* Begin Stored rows *
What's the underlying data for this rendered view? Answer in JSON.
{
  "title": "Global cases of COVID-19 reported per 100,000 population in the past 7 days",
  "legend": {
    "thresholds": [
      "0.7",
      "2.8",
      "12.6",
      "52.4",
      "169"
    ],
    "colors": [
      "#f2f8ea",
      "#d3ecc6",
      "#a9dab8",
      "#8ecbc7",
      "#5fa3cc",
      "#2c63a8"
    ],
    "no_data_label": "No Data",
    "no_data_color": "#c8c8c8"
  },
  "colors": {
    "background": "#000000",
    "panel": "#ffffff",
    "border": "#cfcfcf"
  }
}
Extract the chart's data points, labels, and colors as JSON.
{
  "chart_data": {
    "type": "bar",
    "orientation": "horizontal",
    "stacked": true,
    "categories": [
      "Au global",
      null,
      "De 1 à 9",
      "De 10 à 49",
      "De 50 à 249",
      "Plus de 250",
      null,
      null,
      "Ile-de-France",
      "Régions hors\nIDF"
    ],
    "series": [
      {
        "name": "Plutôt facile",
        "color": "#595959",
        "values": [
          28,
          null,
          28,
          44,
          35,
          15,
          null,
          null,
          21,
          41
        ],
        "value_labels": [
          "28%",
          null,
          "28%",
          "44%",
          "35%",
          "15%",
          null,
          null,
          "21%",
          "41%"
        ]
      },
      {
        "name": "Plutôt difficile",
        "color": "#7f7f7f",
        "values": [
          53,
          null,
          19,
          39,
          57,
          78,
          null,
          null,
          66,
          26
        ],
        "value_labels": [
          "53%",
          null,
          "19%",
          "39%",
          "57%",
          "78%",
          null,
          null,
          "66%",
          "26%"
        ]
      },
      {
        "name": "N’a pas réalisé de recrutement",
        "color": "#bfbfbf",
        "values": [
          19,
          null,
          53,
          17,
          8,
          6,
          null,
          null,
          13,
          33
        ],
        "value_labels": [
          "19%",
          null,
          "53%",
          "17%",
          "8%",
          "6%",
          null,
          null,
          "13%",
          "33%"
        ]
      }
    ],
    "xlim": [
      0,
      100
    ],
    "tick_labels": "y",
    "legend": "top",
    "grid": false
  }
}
* End Stored rows *
Short problem: Scan the listing above. Gather each line that contains the word "JSON".

Response below:
What's the underlying data for this rendered view? Answer in JSON.
Extract the chart's data points, labels, and colors as JSON.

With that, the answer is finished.